-- Start of Source data --

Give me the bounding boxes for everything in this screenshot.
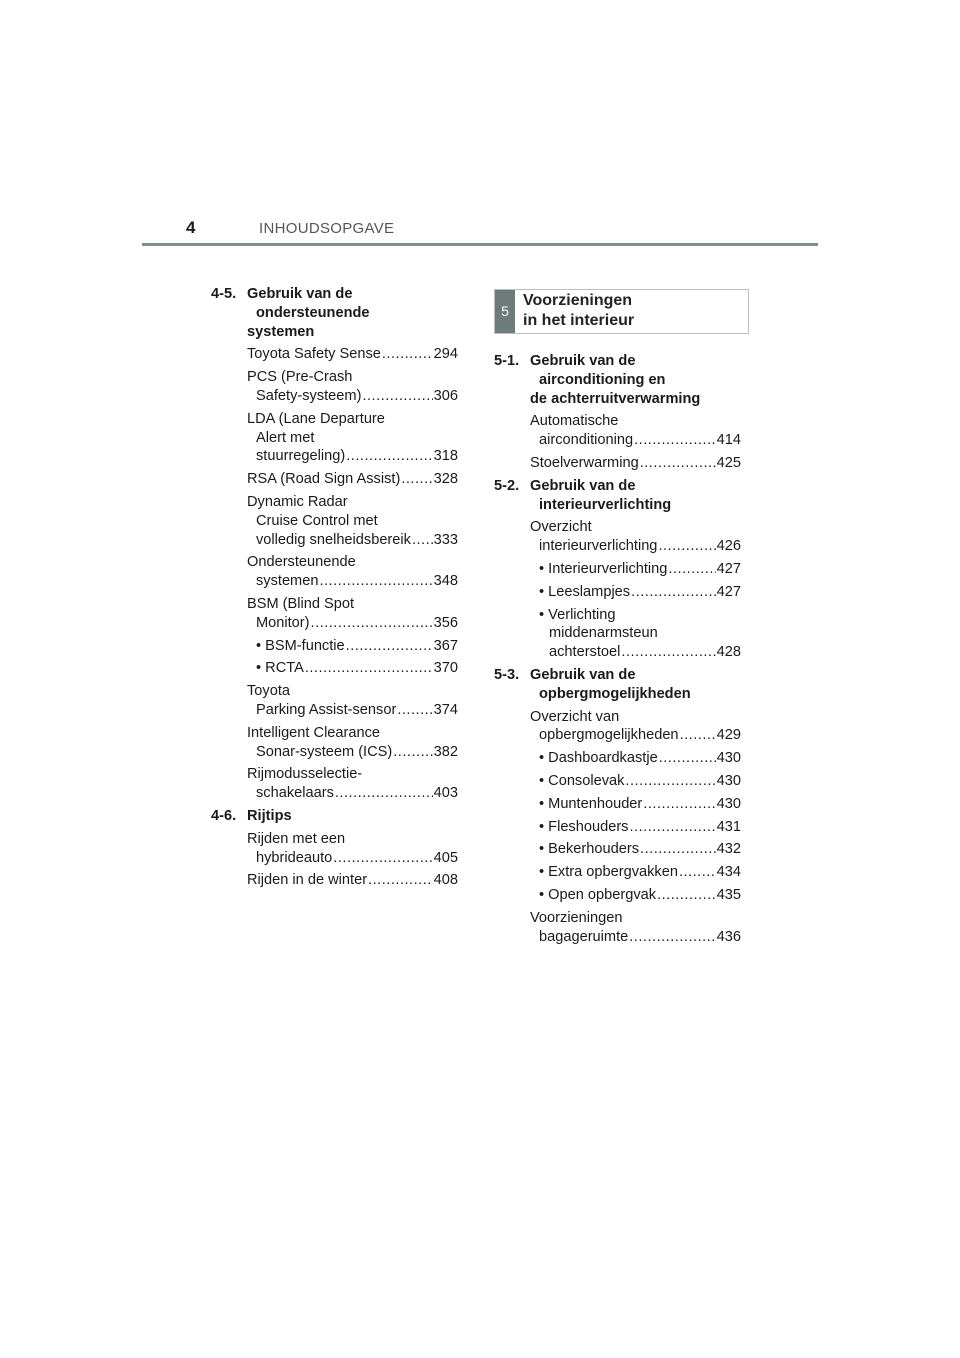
chapter-title bbox=[523, 291, 634, 331]
entry-title: bagageruimte bbox=[539, 928, 629, 945]
entry-page: 367 bbox=[433, 637, 458, 654]
entry-page: 356 bbox=[433, 614, 458, 631]
entry-title: Overzicht van bbox=[530, 708, 620, 725]
entry-title: Safety-systeem) bbox=[256, 387, 362, 404]
section-title: ondersteunende bbox=[256, 304, 370, 321]
entry-title: Toyota bbox=[247, 683, 290, 700]
chapter-title-line: Voorzieningen bbox=[523, 292, 633, 309]
toc-entry[interactable] bbox=[247, 765, 458, 803]
entry-title: Overzicht bbox=[530, 519, 592, 536]
toc-entry[interactable] bbox=[530, 909, 741, 947]
entry-page: 426 bbox=[716, 538, 741, 555]
entry-page: 427 bbox=[716, 560, 741, 577]
entry-title: BSM (Blind Spot bbox=[247, 595, 355, 612]
entry-page: 425 bbox=[716, 454, 741, 471]
toc-entry[interactable] bbox=[247, 553, 458, 591]
toc-entry[interactable] bbox=[539, 606, 741, 662]
entry-page: 306 bbox=[433, 387, 458, 404]
entry-title: RSA (Road Sign Assist) bbox=[247, 471, 401, 488]
entry-title: interieurverlichting bbox=[539, 538, 658, 555]
toc-entry[interactable] bbox=[530, 518, 741, 556]
entry-page: 348 bbox=[433, 573, 458, 590]
entry-title: • Muntenhouder bbox=[539, 795, 643, 812]
entry-title: Alert met bbox=[256, 429, 315, 446]
entry-title: • Verlichting bbox=[539, 606, 616, 623]
entry-title: Parking Assist-sensor bbox=[256, 701, 397, 718]
entry-title: Sonar-systeem (ICS) bbox=[256, 743, 393, 760]
section-title: Gebruik van de bbox=[530, 353, 636, 369]
entry-title: LDA (Lane Departure bbox=[247, 410, 385, 427]
entry-title: Rijden met een bbox=[247, 830, 346, 847]
toc-entry[interactable] bbox=[247, 595, 458, 633]
entry-title: • RCTA bbox=[256, 660, 304, 677]
page-header bbox=[142, 216, 818, 244]
section-title: Rijtips bbox=[247, 807, 292, 824]
toc-column-right bbox=[494, 352, 741, 950]
section-number: 4-5. bbox=[211, 286, 237, 302]
entry-page: 429 bbox=[716, 727, 741, 744]
section-number: 5-1. bbox=[494, 353, 520, 369]
entry-title: stuurregeling) bbox=[256, 448, 346, 465]
entry-page: 370 bbox=[433, 660, 458, 677]
entry-title: airconditioning bbox=[539, 432, 634, 449]
page-number: 4 bbox=[186, 218, 196, 237]
entry-title: hybrideauto bbox=[256, 849, 333, 866]
section-heading-4-5[interactable] bbox=[211, 285, 458, 341]
entry-page: 427 bbox=[716, 583, 741, 600]
toc-entry[interactable] bbox=[530, 454, 741, 473]
toc-entry[interactable] bbox=[247, 682, 458, 720]
section-heading-5-1[interactable] bbox=[494, 352, 741, 408]
section-title: airconditioning en bbox=[539, 371, 666, 388]
toc-entry[interactable] bbox=[539, 818, 741, 837]
toc-entry[interactable] bbox=[247, 871, 458, 890]
entry-page: 403 bbox=[433, 785, 458, 802]
entry-page: 374 bbox=[433, 701, 458, 718]
entry-title: volledig snelheidsbereik bbox=[256, 531, 411, 548]
toc-entry[interactable] bbox=[247, 724, 458, 762]
entry-title: • Bekerhouders bbox=[539, 841, 640, 858]
entry-title: Ondersteunende bbox=[247, 554, 356, 571]
section-heading-5-3[interactable] bbox=[494, 666, 741, 704]
page-title: INHOUDSOPGAVE bbox=[259, 220, 395, 237]
toc-entry[interactable] bbox=[247, 470, 458, 489]
section-number: 4-6. bbox=[211, 807, 237, 824]
entry-title: Rijden in de winter bbox=[247, 872, 368, 889]
entry-page: 435 bbox=[716, 886, 741, 903]
entry-title: Toyota Safety Sense bbox=[247, 346, 381, 363]
entry-title: schakelaars bbox=[256, 785, 334, 802]
entry-title: Automatische bbox=[530, 413, 619, 430]
entry-page: 408 bbox=[433, 872, 458, 889]
section-number: 5-2. bbox=[494, 477, 520, 494]
entry-page: 318 bbox=[433, 448, 458, 465]
toc-entry[interactable] bbox=[539, 840, 741, 859]
entry-page: 434 bbox=[716, 864, 741, 881]
entry-page: 430 bbox=[716, 795, 741, 812]
toc-entry[interactable] bbox=[256, 637, 458, 656]
toc-entry[interactable] bbox=[530, 708, 741, 746]
toc-entry[interactable] bbox=[256, 659, 458, 678]
toc-entry[interactable] bbox=[539, 772, 741, 791]
entry-page: 328 bbox=[433, 471, 458, 488]
toc-entry[interactable] bbox=[539, 863, 741, 882]
entry-title: • Consolevak bbox=[539, 772, 625, 789]
section-heading-4-6[interactable] bbox=[211, 807, 458, 826]
entry-page: 430 bbox=[716, 772, 741, 789]
entry-title: • Interieurverlichting bbox=[539, 560, 668, 577]
toc-entry[interactable] bbox=[539, 795, 741, 814]
entry-title: Dynamic Radar bbox=[247, 493, 348, 510]
toc-entry[interactable] bbox=[539, 886, 741, 905]
entry-title: Rijmodusselectie- bbox=[247, 766, 363, 783]
entry-title: systemen bbox=[256, 573, 319, 590]
section-title: opbergmogelijkheden bbox=[539, 685, 691, 702]
entry-page: 428 bbox=[716, 644, 741, 661]
section-title: interieurverlichting bbox=[539, 496, 672, 513]
entry-title: PCS (Pre-Crash bbox=[247, 369, 353, 386]
toc-entry[interactable] bbox=[539, 749, 741, 768]
toc-entry[interactable] bbox=[539, 583, 741, 602]
entry-title: • Leeslampjes bbox=[539, 583, 631, 600]
toc-entry[interactable] bbox=[247, 410, 458, 466]
section-title: systemen bbox=[247, 323, 315, 340]
entry-page: 294 bbox=[433, 346, 458, 363]
section-title: Gebruik van de bbox=[530, 477, 636, 494]
entry-page: 405 bbox=[433, 849, 458, 866]
entry-title: Voorzieningen bbox=[530, 909, 623, 926]
entry-title: • Fleshouders bbox=[539, 818, 629, 835]
toc-entry[interactable] bbox=[247, 493, 458, 549]
entry-page: 436 bbox=[716, 928, 741, 945]
entry-page: 430 bbox=[716, 750, 741, 767]
section-heading-5-2[interactable] bbox=[494, 477, 741, 515]
entry-title: middenarmsteun bbox=[549, 625, 658, 642]
section-title: de achterruitverwarming bbox=[530, 390, 701, 407]
chapter-title-line: in het interieur bbox=[523, 312, 635, 329]
entry-title: • Dashboardkastje bbox=[539, 750, 658, 767]
toc-entry[interactable] bbox=[530, 412, 741, 450]
entry-title: • Extra opbergvakken bbox=[539, 864, 678, 881]
toc-column-left bbox=[211, 285, 458, 894]
toc-entry[interactable] bbox=[247, 368, 458, 406]
entry-title: Stoelverwarming bbox=[530, 454, 639, 471]
header-rule bbox=[142, 243, 818, 246]
toc-entry[interactable] bbox=[539, 560, 741, 579]
entry-title: Cruise Control met bbox=[256, 512, 378, 529]
entry-page: 432 bbox=[716, 841, 741, 858]
section-title: Gebruik van de bbox=[530, 666, 636, 683]
entry-page: 382 bbox=[433, 743, 458, 760]
toc-entry[interactable] bbox=[247, 830, 458, 868]
entry-title: Monitor) bbox=[256, 614, 310, 631]
entry-title: Intelligent Clearance bbox=[247, 724, 381, 741]
entry-page: 333 bbox=[433, 531, 458, 548]
section-title: Gebruik van de bbox=[247, 286, 353, 302]
entry-title: achterstoel bbox=[549, 644, 621, 661]
entry-page: 414 bbox=[716, 432, 741, 449]
entry-page: 431 bbox=[716, 818, 741, 835]
entry-title: • Open opbergvak bbox=[539, 886, 657, 903]
entry-title: • BSM-functie bbox=[256, 637, 345, 654]
chapter-number-tab: 5 bbox=[495, 290, 515, 333]
section-number: 5-3. bbox=[494, 666, 520, 683]
entry-title: opbergmogelijkheden bbox=[539, 727, 679, 744]
chapter-heading-box[interactable] bbox=[494, 289, 749, 334]
toc-entry[interactable] bbox=[247, 345, 458, 364]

-- End of Source data --

__Aim__:
Repeat the lines of the records verbatim, beginning with the line that contains "chapter-title bbox=[523, 291, 634, 331]" and ending after the line that contains "chapter-title-line: Voorzieningen bbox=[523, 292, 633, 309]".

__Solution for this exercise__:
chapter-title bbox=[523, 291, 634, 331]
entry-title: bagageruimte bbox=[539, 928, 629, 945]
entry-page: 367 bbox=[433, 637, 458, 654]
entry-page: 356 bbox=[433, 614, 458, 631]
entry-title: Overzicht van bbox=[530, 708, 620, 725]
entry-title: Safety-systeem) bbox=[256, 387, 362, 404]
section-title: ondersteunende bbox=[256, 304, 370, 321]
entry-title: Toyota bbox=[247, 683, 290, 700]
chapter-title-line: Voorzieningen bbox=[523, 292, 633, 309]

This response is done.